— Begin Dataset content —
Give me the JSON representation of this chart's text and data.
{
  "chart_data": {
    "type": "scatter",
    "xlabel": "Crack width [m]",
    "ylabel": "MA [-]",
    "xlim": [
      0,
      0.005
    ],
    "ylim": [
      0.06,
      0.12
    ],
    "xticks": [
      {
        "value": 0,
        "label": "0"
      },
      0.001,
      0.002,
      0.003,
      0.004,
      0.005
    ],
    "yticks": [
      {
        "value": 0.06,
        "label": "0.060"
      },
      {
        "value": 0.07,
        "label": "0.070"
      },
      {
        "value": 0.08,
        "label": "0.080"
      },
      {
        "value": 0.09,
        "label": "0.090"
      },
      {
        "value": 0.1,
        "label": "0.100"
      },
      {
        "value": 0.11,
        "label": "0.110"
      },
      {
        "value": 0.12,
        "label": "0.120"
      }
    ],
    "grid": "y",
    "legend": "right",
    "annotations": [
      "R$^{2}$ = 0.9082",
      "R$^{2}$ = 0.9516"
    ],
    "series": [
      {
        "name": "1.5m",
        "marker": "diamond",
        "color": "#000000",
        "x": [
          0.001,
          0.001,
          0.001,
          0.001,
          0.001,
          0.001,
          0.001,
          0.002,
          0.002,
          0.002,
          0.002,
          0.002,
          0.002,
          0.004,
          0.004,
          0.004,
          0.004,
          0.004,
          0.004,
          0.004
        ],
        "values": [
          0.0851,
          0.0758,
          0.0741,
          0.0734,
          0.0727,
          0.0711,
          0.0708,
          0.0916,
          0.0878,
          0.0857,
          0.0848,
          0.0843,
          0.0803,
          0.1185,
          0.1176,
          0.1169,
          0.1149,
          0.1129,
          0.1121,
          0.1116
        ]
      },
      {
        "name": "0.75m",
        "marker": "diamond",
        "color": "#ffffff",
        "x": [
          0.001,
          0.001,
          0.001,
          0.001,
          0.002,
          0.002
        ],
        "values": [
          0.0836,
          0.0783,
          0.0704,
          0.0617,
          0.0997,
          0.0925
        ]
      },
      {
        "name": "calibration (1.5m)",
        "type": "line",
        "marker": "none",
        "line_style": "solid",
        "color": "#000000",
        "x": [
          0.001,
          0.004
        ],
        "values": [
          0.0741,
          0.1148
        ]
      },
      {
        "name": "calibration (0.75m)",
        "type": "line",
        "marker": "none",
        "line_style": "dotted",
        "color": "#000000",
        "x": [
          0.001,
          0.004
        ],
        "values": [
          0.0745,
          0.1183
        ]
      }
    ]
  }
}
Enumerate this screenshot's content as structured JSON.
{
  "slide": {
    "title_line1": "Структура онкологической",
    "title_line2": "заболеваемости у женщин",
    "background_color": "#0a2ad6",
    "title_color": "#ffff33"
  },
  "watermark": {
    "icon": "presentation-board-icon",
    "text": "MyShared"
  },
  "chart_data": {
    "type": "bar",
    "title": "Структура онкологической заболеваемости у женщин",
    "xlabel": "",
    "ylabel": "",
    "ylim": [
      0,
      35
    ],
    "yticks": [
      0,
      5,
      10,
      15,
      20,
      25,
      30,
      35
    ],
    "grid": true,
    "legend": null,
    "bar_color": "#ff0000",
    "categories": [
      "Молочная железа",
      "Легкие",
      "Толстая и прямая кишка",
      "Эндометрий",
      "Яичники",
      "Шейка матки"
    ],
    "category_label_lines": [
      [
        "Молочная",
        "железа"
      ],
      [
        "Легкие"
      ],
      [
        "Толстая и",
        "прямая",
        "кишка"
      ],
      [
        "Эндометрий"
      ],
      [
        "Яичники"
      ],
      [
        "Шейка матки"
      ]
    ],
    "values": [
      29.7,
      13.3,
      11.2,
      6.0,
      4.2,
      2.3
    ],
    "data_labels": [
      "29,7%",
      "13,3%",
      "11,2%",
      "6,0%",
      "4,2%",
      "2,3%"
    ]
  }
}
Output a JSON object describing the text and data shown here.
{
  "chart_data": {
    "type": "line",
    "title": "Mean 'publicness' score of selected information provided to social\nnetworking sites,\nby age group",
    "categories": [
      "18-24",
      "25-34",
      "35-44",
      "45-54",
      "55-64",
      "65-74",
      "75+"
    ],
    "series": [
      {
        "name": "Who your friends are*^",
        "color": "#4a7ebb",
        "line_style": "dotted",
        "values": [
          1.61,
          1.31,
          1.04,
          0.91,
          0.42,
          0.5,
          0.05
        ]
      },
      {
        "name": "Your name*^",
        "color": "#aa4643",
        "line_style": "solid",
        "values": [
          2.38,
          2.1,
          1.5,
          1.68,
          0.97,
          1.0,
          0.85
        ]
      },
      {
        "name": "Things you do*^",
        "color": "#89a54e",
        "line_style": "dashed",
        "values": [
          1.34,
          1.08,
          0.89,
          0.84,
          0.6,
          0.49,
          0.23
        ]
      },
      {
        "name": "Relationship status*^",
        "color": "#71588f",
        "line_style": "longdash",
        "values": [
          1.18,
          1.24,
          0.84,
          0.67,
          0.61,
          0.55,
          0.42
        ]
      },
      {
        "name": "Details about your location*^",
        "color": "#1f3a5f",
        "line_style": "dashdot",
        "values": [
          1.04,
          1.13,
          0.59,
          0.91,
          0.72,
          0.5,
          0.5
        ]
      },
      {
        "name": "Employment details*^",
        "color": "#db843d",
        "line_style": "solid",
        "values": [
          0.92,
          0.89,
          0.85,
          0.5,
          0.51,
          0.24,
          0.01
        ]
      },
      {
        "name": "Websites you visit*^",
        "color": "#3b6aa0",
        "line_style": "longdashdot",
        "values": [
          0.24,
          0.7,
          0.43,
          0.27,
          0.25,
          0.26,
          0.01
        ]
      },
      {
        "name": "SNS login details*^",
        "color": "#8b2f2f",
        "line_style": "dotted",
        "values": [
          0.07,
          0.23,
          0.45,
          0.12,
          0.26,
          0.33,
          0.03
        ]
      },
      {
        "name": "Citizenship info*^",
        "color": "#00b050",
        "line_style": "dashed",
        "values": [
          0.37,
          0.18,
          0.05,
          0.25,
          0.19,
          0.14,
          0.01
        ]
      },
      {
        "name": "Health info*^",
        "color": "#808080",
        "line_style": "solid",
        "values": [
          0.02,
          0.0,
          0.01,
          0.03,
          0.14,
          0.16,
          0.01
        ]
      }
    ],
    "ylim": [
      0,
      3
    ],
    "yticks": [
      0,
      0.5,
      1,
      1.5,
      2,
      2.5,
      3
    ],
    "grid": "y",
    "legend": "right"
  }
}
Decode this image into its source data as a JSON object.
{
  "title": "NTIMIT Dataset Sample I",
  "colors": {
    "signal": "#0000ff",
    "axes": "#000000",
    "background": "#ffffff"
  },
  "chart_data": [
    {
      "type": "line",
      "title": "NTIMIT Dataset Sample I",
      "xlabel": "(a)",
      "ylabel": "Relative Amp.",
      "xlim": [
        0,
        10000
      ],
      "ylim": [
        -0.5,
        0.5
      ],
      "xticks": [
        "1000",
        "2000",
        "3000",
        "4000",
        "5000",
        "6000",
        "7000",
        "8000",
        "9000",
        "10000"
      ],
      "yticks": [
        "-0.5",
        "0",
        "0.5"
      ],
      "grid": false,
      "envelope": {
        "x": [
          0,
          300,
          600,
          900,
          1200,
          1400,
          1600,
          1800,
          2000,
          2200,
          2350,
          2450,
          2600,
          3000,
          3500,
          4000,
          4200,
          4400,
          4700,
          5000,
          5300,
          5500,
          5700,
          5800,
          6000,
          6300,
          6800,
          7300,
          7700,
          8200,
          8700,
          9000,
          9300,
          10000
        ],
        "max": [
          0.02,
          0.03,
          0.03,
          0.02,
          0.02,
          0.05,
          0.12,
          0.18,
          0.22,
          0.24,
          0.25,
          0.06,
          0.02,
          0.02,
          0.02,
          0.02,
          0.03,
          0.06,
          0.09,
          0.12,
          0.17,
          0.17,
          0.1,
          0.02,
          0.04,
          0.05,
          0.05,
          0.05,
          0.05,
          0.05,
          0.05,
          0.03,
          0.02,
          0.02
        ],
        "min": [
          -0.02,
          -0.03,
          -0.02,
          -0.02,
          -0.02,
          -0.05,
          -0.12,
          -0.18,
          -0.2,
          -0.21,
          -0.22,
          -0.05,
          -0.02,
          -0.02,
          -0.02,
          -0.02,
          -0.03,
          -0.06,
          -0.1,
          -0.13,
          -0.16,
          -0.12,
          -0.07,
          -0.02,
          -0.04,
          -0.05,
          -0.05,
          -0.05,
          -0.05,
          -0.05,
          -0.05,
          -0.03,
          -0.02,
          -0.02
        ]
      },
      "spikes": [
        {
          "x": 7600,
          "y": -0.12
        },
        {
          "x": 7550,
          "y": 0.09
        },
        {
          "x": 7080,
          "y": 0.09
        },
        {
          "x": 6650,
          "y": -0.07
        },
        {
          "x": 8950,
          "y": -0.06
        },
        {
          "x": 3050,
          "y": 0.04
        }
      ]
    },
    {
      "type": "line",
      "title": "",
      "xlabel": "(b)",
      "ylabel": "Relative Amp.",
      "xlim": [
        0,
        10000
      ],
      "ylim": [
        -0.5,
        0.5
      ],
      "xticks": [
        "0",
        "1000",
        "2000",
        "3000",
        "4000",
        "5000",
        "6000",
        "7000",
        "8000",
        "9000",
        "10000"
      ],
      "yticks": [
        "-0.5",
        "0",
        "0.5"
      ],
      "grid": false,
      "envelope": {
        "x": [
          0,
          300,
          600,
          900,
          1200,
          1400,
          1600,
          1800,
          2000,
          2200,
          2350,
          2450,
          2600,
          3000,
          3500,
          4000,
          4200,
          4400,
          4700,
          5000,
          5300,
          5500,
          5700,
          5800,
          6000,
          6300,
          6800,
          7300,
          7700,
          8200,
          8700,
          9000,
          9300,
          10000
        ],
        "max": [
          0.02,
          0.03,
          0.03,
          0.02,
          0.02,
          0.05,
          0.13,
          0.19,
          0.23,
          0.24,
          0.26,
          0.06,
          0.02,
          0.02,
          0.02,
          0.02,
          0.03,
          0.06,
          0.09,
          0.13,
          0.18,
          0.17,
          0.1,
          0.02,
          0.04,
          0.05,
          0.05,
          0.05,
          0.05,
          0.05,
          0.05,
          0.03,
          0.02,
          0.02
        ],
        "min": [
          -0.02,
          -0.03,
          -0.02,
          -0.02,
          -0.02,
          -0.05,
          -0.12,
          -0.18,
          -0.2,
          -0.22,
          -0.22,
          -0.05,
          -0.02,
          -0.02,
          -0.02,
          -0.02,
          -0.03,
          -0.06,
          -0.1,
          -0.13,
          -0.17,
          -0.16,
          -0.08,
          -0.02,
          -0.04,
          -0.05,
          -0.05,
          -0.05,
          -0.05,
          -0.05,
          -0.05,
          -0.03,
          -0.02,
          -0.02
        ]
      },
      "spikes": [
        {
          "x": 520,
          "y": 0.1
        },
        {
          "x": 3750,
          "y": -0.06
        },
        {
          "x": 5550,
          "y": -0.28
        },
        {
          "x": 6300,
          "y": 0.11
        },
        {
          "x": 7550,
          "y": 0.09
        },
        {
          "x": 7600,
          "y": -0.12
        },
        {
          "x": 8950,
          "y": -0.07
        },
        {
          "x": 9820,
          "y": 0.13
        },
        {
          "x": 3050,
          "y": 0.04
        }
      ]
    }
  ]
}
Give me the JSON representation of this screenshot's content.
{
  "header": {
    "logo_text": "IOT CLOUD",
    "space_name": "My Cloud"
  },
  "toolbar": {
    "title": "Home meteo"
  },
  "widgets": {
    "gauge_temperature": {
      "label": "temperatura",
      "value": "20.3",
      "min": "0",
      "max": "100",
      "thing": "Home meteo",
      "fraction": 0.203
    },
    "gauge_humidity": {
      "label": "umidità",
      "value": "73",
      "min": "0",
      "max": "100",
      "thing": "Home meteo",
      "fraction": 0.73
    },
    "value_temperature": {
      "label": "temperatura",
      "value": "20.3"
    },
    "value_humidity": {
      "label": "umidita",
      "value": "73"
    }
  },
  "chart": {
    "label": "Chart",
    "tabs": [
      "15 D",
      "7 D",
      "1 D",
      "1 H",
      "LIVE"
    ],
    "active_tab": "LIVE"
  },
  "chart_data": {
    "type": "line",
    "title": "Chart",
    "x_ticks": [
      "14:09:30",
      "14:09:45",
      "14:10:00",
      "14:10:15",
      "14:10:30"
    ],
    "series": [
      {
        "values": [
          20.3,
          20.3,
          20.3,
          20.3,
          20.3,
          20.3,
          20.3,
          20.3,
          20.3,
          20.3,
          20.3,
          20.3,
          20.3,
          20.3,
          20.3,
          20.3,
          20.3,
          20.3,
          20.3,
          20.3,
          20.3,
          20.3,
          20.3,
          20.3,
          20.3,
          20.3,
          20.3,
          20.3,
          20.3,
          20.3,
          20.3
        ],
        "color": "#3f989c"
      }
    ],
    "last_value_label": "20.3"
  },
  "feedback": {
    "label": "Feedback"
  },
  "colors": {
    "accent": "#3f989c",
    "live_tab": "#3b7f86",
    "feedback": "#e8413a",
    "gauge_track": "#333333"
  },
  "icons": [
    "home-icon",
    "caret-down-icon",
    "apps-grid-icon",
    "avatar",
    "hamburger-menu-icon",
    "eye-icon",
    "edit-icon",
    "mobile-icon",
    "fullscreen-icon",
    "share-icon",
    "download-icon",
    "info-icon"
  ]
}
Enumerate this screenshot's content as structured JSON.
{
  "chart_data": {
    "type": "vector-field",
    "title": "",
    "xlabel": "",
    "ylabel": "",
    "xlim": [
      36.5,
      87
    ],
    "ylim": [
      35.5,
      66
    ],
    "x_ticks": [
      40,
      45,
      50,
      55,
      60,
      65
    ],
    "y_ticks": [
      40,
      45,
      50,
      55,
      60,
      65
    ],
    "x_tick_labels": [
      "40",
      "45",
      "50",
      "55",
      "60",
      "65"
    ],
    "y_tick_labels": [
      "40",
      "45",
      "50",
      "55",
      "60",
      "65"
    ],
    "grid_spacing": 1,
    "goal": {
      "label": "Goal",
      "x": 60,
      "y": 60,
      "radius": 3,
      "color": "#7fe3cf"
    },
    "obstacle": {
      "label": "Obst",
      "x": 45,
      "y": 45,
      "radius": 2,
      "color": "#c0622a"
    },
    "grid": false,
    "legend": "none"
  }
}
— End Dataset content —
Filter the entries down to the lines with the word "Give" in them.

Give me the JSON representation of this chart's text and data.
Give me the JSON representation of this screenshot's content.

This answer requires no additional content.